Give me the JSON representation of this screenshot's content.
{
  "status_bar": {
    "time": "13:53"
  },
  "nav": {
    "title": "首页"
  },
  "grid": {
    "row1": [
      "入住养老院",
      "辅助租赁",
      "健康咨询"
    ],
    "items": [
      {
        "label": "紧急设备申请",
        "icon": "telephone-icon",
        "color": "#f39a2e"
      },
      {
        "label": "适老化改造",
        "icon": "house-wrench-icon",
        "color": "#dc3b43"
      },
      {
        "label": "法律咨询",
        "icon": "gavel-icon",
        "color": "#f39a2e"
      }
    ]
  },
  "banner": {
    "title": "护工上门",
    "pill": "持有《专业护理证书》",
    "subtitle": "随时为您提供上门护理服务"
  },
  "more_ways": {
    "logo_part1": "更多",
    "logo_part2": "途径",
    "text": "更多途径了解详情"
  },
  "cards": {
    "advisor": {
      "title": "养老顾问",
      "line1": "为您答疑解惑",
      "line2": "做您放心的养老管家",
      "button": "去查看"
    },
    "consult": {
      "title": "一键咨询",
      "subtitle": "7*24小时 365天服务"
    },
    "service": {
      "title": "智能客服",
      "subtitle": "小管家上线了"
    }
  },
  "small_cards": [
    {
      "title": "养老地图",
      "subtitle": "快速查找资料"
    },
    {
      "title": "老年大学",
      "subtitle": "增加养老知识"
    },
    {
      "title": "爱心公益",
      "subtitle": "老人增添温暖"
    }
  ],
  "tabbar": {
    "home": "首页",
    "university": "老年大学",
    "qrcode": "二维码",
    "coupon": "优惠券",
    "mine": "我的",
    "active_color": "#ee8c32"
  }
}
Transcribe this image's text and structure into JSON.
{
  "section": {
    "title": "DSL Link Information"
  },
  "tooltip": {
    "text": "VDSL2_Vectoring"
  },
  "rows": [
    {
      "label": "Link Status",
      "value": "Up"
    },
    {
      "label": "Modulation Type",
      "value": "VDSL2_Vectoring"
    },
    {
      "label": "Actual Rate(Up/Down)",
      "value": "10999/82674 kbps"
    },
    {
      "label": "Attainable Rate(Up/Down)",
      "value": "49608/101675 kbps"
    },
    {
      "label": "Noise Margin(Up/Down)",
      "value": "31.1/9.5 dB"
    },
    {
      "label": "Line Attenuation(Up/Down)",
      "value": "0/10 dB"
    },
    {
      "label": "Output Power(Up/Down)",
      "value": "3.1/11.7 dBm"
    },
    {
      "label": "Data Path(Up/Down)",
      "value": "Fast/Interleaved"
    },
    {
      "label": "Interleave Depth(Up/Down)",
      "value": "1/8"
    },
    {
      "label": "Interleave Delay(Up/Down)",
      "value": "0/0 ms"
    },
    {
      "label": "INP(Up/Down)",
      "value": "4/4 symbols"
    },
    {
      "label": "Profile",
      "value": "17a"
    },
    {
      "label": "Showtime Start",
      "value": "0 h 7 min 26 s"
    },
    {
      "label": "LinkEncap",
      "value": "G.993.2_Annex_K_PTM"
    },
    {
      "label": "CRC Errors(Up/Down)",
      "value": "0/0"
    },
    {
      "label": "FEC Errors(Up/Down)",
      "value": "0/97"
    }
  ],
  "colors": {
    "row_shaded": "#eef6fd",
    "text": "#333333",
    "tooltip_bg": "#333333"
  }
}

────────────────────

All records above must be set down exactly, please.

**Answer to this task:**
Give me the JSON representation of this screenshot's content.
{
  "status_bar": {
    "time": "13:53"
  },
  "nav": {
    "title": "首页"
  },
  "grid": {
    "row1": [
      "入住养老院",
      "辅助租赁",
      "健康咨询"
    ],
    "items": [
      {
        "label": "紧急设备申请",
        "icon": "telephone-icon",
        "color": "#f39a2e"
      },
      {
        "label": "适老化改造",
        "icon": "house-wrench-icon",
        "color": "#dc3b43"
      },
      {
        "label": "法律咨询",
        "icon": "gavel-icon",
        "color": "#f39a2e"
      }
    ]
  },
  "banner": {
    "title": "护工上门",
    "pill": "持有《专业护理证书》",
    "subtitle": "随时为您提供上门护理服务"
  },
  "more_ways": {
    "logo_part1": "更多",
    "logo_part2": "途径",
    "text": "更多途径了解详情"
  },
  "cards": {
    "advisor": {
      "title": "养老顾问",
      "line1": "为您答疑解惑",
      "line2": "做您放心的养老管家",
      "button": "去查看"
    },
    "consult": {
      "title": "一键咨询",
      "subtitle": "7*24小时 365天服务"
    },
    "service": {
      "title": "智能客服",
      "subtitle": "小管家上线了"
    }
  },
  "small_cards": [
    {
      "title": "养老地图",
      "subtitle": "快速查找资料"
    },
    {
      "title": "老年大学",
      "subtitle": "增加养老知识"
    },
    {
      "title": "爱心公益",
      "subtitle": "老人增添温暖"
    }
  ],
  "tabbar": {
    "home": "首页",
    "university": "老年大学",
    "qrcode": "二维码",
    "coupon": "优惠券",
    "mine": "我的",
    "active_color": "#ee8c32"
  }
}
Transcribe this image's text and structure into JSON.
{
  "section": {
    "title": "DSL Link Information"
  },
  "tooltip": {
    "text": "VDSL2_Vectoring"
  },
  "rows": [
    {
      "label": "Link Status",
      "value": "Up"
    },
    {
      "label": "Modulation Type",
      "value": "VDSL2_Vectoring"
    },
    {
      "label": "Actual Rate(Up/Down)",
      "value": "10999/82674 kbps"
    },
    {
      "label": "Attainable Rate(Up/Down)",
      "value": "49608/101675 kbps"
    },
    {
      "label": "Noise Margin(Up/Down)",
      "value": "31.1/9.5 dB"
    },
    {
      "label": "Line Attenuation(Up/Down)",
      "value": "0/10 dB"
    },
    {
      "label": "Output Power(Up/Down)",
      "value": "3.1/11.7 dBm"
    },
    {
      "label": "Data Path(Up/Down)",
      "value": "Fast/Interleaved"
    },
    {
      "label": "Interleave Depth(Up/Down)",
      "value": "1/8"
    },
    {
      "label": "Interleave Delay(Up/Down)",
      "value": "0/0 ms"
    },
    {
      "label": "INP(Up/Down)",
      "value": "4/4 symbols"
    },
    {
      "label": "Profile",
      "value": "17a"
    },
    {
      "label": "Showtime Start",
      "value": "0 h 7 min 26 s"
    },
    {
      "label": "LinkEncap",
      "value": "G.993.2_Annex_K_PTM"
    },
    {
      "label": "CRC Errors(Up/Down)",
      "value": "0/0"
    },
    {
      "label": "FEC Errors(Up/Down)",
      "value": "0/97"
    }
  ],
  "colors": {
    "row_shaded": "#eef6fd",
    "text": "#333333",
    "tooltip_bg": "#333333"
  }
}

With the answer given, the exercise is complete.